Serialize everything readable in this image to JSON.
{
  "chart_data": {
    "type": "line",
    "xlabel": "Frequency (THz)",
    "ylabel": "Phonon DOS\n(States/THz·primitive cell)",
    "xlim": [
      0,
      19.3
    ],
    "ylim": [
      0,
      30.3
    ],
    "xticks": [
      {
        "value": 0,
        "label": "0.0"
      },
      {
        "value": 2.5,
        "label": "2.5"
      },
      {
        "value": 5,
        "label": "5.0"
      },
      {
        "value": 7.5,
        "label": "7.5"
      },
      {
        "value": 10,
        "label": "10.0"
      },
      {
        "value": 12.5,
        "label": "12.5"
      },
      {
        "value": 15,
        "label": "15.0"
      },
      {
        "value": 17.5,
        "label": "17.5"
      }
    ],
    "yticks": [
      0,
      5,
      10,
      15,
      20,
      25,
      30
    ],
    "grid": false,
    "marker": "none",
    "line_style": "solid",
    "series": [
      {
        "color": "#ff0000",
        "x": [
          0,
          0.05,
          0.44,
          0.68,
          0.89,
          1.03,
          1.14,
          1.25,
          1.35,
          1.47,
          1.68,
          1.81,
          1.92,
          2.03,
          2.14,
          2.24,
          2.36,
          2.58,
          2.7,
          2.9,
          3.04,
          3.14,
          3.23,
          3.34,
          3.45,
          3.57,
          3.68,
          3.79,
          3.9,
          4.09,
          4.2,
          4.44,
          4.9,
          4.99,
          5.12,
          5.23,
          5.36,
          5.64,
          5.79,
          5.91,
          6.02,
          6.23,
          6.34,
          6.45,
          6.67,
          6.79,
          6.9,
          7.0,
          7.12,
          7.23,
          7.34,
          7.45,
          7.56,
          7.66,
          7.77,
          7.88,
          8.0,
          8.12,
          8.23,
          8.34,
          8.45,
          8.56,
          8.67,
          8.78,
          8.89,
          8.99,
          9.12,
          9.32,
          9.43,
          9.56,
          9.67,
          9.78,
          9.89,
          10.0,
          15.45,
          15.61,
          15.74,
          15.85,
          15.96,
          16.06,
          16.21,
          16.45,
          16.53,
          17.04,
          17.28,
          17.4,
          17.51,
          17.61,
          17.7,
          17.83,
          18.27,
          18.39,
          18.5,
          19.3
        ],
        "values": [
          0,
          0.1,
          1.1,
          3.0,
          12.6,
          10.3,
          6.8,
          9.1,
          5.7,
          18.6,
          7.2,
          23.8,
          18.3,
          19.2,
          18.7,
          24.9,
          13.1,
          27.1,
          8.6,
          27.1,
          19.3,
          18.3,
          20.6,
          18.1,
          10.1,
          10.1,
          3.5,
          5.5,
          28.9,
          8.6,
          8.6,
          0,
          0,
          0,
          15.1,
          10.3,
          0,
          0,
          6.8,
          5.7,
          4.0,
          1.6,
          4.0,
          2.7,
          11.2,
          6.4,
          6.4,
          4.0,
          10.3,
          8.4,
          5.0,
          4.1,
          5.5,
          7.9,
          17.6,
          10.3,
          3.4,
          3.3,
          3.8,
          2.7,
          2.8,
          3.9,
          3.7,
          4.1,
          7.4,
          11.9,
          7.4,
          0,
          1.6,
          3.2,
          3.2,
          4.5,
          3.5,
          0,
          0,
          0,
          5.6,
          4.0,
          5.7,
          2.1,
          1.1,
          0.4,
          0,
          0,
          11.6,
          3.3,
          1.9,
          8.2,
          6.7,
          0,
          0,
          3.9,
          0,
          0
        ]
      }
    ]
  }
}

---

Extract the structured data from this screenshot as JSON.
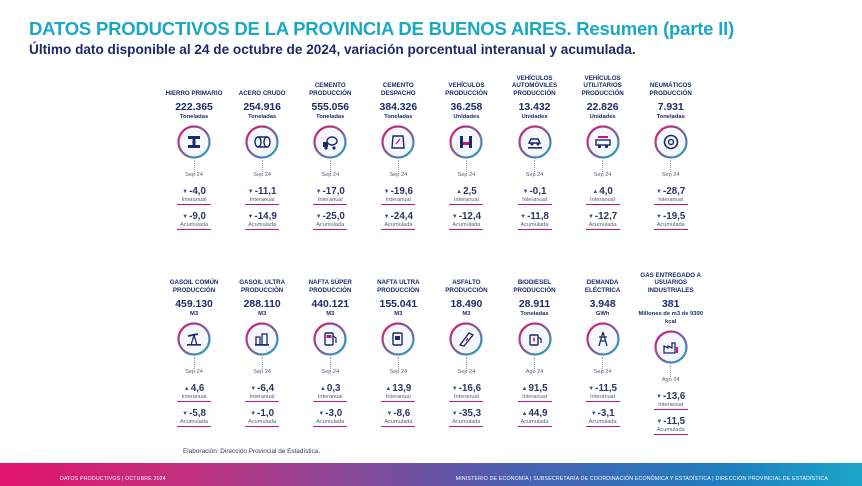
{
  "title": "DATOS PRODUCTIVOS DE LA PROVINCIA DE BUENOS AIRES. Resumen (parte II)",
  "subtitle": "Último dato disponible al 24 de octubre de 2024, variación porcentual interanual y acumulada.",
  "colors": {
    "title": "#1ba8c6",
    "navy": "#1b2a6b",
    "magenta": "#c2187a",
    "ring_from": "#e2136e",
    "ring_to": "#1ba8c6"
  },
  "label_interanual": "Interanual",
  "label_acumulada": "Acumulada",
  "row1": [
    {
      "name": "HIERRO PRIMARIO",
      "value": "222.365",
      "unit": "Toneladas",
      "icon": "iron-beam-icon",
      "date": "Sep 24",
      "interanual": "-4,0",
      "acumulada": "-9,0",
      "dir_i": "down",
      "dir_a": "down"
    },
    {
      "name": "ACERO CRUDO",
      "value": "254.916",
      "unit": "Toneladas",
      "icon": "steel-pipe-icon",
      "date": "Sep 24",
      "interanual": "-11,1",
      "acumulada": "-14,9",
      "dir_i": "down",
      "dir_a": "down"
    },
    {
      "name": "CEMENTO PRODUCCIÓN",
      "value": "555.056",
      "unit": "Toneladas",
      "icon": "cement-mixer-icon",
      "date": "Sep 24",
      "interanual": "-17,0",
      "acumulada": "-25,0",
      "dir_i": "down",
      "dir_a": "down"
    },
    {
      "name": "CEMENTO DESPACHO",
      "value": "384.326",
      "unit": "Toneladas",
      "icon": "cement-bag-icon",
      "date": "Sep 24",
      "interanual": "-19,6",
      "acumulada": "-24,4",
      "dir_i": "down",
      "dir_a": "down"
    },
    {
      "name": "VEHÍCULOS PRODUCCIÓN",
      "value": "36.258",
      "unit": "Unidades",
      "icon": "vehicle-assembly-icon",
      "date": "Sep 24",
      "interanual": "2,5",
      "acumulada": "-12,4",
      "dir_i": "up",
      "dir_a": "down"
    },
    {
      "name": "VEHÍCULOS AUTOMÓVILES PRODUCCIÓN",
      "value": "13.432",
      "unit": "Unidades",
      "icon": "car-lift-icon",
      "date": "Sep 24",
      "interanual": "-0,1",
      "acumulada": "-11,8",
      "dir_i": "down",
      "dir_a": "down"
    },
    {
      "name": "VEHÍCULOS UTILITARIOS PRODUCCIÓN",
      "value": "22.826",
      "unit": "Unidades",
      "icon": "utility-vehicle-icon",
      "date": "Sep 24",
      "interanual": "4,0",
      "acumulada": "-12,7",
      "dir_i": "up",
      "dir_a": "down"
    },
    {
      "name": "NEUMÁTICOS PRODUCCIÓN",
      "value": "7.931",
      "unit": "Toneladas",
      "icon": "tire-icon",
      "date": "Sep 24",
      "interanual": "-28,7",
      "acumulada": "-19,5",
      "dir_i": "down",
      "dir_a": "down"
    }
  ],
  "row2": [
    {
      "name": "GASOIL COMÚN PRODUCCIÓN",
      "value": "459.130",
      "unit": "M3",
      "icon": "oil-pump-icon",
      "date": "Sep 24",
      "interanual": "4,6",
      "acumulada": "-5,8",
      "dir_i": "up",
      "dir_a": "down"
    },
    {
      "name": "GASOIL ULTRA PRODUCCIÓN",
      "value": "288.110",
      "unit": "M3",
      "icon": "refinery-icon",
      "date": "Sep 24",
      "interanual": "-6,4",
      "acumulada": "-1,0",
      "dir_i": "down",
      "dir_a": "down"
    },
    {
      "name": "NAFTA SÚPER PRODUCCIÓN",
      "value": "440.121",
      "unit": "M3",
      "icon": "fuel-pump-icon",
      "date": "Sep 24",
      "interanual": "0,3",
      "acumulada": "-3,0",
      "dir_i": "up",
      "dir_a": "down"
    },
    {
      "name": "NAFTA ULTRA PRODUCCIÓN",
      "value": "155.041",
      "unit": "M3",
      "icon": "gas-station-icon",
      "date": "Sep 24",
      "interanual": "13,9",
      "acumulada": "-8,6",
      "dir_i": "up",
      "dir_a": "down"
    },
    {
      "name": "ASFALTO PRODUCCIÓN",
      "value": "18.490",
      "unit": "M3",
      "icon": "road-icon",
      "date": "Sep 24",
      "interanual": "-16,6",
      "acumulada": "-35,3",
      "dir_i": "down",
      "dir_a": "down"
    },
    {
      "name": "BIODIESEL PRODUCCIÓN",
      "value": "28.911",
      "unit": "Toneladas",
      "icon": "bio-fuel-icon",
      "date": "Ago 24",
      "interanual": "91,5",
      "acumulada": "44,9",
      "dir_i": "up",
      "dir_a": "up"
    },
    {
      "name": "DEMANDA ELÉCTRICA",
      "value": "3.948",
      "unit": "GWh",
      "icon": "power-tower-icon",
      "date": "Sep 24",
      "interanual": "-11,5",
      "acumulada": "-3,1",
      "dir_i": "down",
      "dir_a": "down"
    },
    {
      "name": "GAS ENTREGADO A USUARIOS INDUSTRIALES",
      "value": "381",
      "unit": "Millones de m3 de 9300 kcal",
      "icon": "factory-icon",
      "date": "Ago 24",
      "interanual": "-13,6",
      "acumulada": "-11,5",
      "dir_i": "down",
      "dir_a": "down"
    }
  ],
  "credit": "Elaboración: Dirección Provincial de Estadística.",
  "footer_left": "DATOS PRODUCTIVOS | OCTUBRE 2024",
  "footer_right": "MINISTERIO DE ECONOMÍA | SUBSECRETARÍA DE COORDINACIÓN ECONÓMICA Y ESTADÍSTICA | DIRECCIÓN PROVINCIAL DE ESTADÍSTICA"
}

---

> The exercise
Identify which lines contain the word "NAFTA" and copy each one.

> Answer to this task
      "name": "NAFTA SÚPER PRODUCCIÓN",
      "name": "NAFTA ULTRA PRODUCCIÓN",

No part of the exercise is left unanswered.